• PROVIDED DATA:
──────────

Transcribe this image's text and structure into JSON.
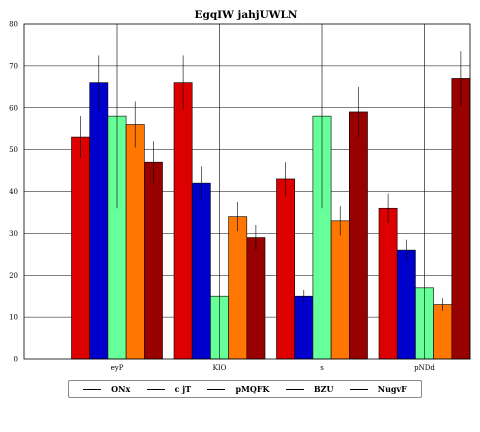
{
  "chart_data": {
    "type": "bar",
    "title": "EgqIW jahjUWLN",
    "xlabel": "",
    "ylabel": "",
    "categories": [
      "eyP",
      "KIO",
      "s",
      "pNDd"
    ],
    "ylim": [
      0,
      80
    ],
    "yticks": [
      0,
      10,
      20,
      30,
      40,
      50,
      60,
      70,
      80
    ],
    "grid": true,
    "legend_position": "bottom",
    "series": [
      {
        "name": "ONx",
        "color": "#dd0000",
        "values": [
          53,
          66,
          43,
          36
        ],
        "errors": [
          5,
          6.5,
          4,
          3.5
        ]
      },
      {
        "name": "c jT",
        "color": "#0000cc",
        "values": [
          66,
          42,
          15,
          26
        ],
        "errors": [
          6.5,
          4,
          1.5,
          2.5
        ]
      },
      {
        "name": "pMQFK",
        "color": "#66ff99",
        "values": [
          58,
          15,
          58,
          17
        ],
        "errors": [
          22,
          80,
          22,
          80
        ]
      },
      {
        "name": "BZU",
        "color": "#ff7700",
        "values": [
          56,
          34,
          33,
          13
        ],
        "errors": [
          5.5,
          3.5,
          3.5,
          1.5
        ]
      },
      {
        "name": "NugvF",
        "color": "#990000",
        "values": [
          47,
          29,
          59,
          67
        ],
        "errors": [
          5,
          3,
          6,
          6.5
        ]
      }
    ]
  }
}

──────────

• TASK PROMPT: The pictures should not appear in the copy; every other part of the records above must be returned exactly.

• SOLUTION:
Transcribe this image's text and structure into JSON.
{
  "chart_data": {
    "type": "bar",
    "title": "EgqIW jahjUWLN",
    "xlabel": "",
    "ylabel": "",
    "categories": [
      "eyP",
      "KIO",
      "s",
      "pNDd"
    ],
    "ylim": [
      0,
      80
    ],
    "yticks": [
      0,
      10,
      20,
      30,
      40,
      50,
      60,
      70,
      80
    ],
    "grid": true,
    "legend_position": "bottom",
    "series": [
      {
        "name": "ONx",
        "color": "#dd0000",
        "values": [
          53,
          66,
          43,
          36
        ],
        "errors": [
          5,
          6.5,
          4,
          3.5
        ]
      },
      {
        "name": "c jT",
        "color": "#0000cc",
        "values": [
          66,
          42,
          15,
          26
        ],
        "errors": [
          6.5,
          4,
          1.5,
          2.5
        ]
      },
      {
        "name": "pMQFK",
        "color": "#66ff99",
        "values": [
          58,
          15,
          58,
          17
        ],
        "errors": [
          22,
          80,
          22,
          80
        ]
      },
      {
        "name": "BZU",
        "color": "#ff7700",
        "values": [
          56,
          34,
          33,
          13
        ],
        "errors": [
          5.5,
          3.5,
          3.5,
          1.5
        ]
      },
      {
        "name": "NugvF",
        "color": "#990000",
        "values": [
          47,
          29,
          59,
          67
        ],
        "errors": [
          5,
          3,
          6,
          6.5
        ]
      }
    ]
  }
}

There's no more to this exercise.